### Excerpted records
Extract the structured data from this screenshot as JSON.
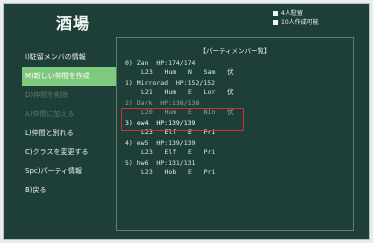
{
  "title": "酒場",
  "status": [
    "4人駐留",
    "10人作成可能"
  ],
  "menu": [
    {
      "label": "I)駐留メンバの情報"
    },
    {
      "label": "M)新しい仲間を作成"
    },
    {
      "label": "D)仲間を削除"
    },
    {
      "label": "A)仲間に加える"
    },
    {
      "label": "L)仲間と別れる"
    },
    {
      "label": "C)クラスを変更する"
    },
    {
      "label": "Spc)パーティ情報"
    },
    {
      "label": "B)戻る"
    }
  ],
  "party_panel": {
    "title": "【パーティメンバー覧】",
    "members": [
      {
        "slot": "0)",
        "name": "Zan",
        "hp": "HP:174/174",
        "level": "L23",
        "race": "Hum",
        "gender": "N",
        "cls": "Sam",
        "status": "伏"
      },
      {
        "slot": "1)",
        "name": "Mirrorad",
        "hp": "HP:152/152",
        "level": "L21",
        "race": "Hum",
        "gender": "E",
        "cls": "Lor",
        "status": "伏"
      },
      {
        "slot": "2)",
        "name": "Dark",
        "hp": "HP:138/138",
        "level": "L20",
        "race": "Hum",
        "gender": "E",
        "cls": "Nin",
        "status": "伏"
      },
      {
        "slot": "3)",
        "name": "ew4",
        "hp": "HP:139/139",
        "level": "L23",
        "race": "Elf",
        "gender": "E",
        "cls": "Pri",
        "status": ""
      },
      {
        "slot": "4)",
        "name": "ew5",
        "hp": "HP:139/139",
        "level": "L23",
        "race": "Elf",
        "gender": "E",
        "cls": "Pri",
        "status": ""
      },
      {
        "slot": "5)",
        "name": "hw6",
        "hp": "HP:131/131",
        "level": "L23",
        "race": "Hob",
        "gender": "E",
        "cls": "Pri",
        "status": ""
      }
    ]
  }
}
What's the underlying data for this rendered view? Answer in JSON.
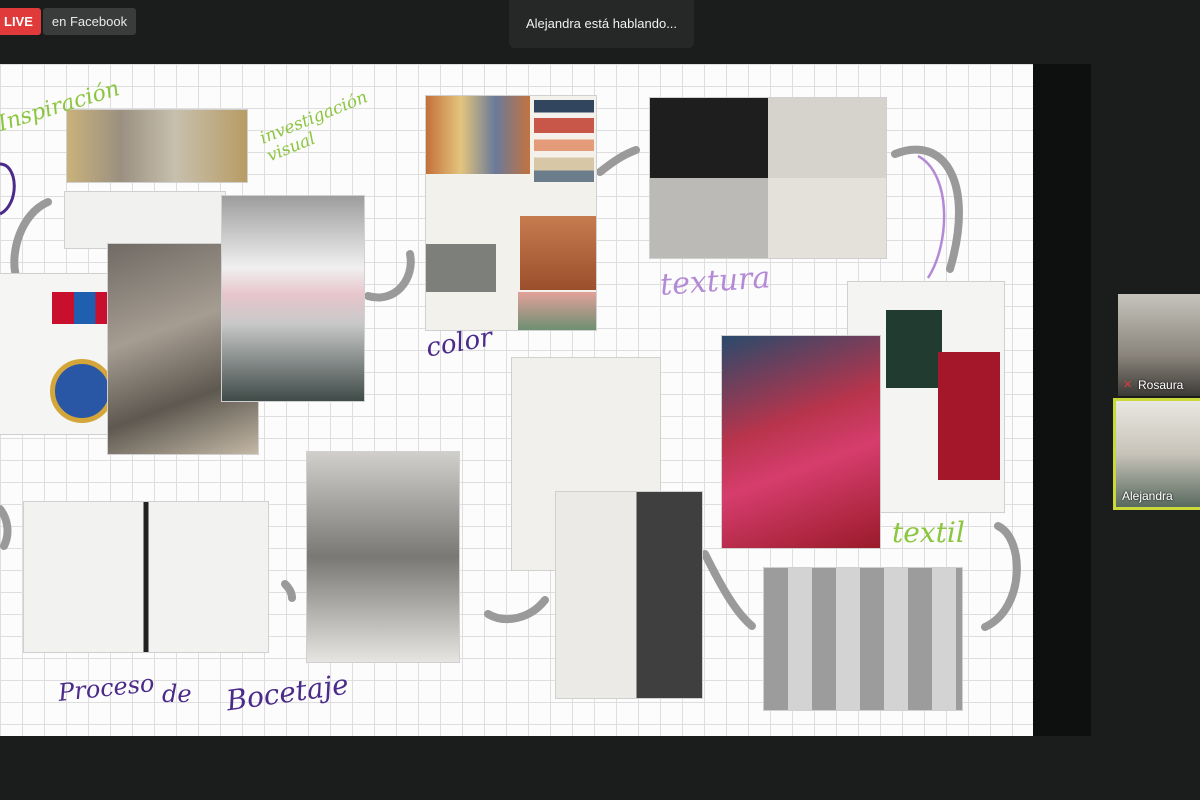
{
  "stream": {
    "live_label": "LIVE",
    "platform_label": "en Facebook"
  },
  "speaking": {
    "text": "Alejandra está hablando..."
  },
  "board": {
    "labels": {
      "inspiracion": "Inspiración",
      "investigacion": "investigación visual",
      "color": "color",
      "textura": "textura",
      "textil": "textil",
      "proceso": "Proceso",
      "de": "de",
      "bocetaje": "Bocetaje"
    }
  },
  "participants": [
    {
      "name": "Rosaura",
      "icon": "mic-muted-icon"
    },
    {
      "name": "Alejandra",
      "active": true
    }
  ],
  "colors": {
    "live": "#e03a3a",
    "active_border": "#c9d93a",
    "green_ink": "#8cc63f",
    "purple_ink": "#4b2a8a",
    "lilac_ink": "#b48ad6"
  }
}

### Set task
The records above need to be given again exactly. Omit the pictures.

### Solution for this problem
Extract the structured data from this screenshot as JSON.
{
  "title": "酒場",
  "status": [
    "4人駐留",
    "10人作成可能"
  ],
  "menu": [
    {
      "label": "I)駐留メンバの情報"
    },
    {
      "label": "M)新しい仲間を作成"
    },
    {
      "label": "D)仲間を削除"
    },
    {
      "label": "A)仲間に加える"
    },
    {
      "label": "L)仲間と別れる"
    },
    {
      "label": "C)クラスを変更する"
    },
    {
      "label": "Spc)パーティ情報"
    },
    {
      "label": "B)戻る"
    }
  ],
  "party_panel": {
    "title": "【パーティメンバー覧】",
    "members": [
      {
        "slot": "0)",
        "name": "Zan",
        "hp": "HP:174/174",
        "level": "L23",
        "race": "Hum",
        "gender": "N",
        "cls": "Sam",
        "status": "伏"
      },
      {
        "slot": "1)",
        "name": "Mirrorad",
        "hp": "HP:152/152",
        "level": "L21",
        "race": "Hum",
        "gender": "E",
        "cls": "Lor",
        "status": "伏"
      },
      {
        "slot": "2)",
        "name": "Dark",
        "hp": "HP:138/138",
        "level": "L20",
        "race": "Hum",
        "gender": "E",
        "cls": "Nin",
        "status": "伏"
      },
      {
        "slot": "3)",
        "name": "ew4",
        "hp": "HP:139/139",
        "level": "L23",
        "race": "Elf",
        "gender": "E",
        "cls": "Pri",
        "status": ""
      },
      {
        "slot": "4)",
        "name": "ew5",
        "hp": "HP:139/139",
        "level": "L23",
        "race": "Elf",
        "gender": "E",
        "cls": "Pri",
        "status": ""
      },
      {
        "slot": "5)",
        "name": "hw6",
        "hp": "HP:131/131",
        "level": "L23",
        "race": "Hob",
        "gender": "E",
        "cls": "Pri",
        "status": ""
      }
    ]
  }
}
What's the underlying data for this rendered view? Answer in JSON.
{
  "stream": {
    "live_label": "LIVE",
    "platform_label": "en Facebook"
  },
  "speaking": {
    "text": "Alejandra está hablando..."
  },
  "board": {
    "labels": {
      "inspiracion": "Inspiración",
      "investigacion": "investigación visual",
      "color": "color",
      "textura": "textura",
      "textil": "textil",
      "proceso": "Proceso",
      "de": "de",
      "bocetaje": "Bocetaje"
    }
  },
  "participants": [
    {
      "name": "Rosaura",
      "icon": "mic-muted-icon"
    },
    {
      "name": "Alejandra",
      "active": true
    }
  ],
  "colors": {
    "live": "#e03a3a",
    "active_border": "#c9d93a",
    "green_ink": "#8cc63f",
    "purple_ink": "#4b2a8a",
    "lilac_ink": "#b48ad6"
  }
}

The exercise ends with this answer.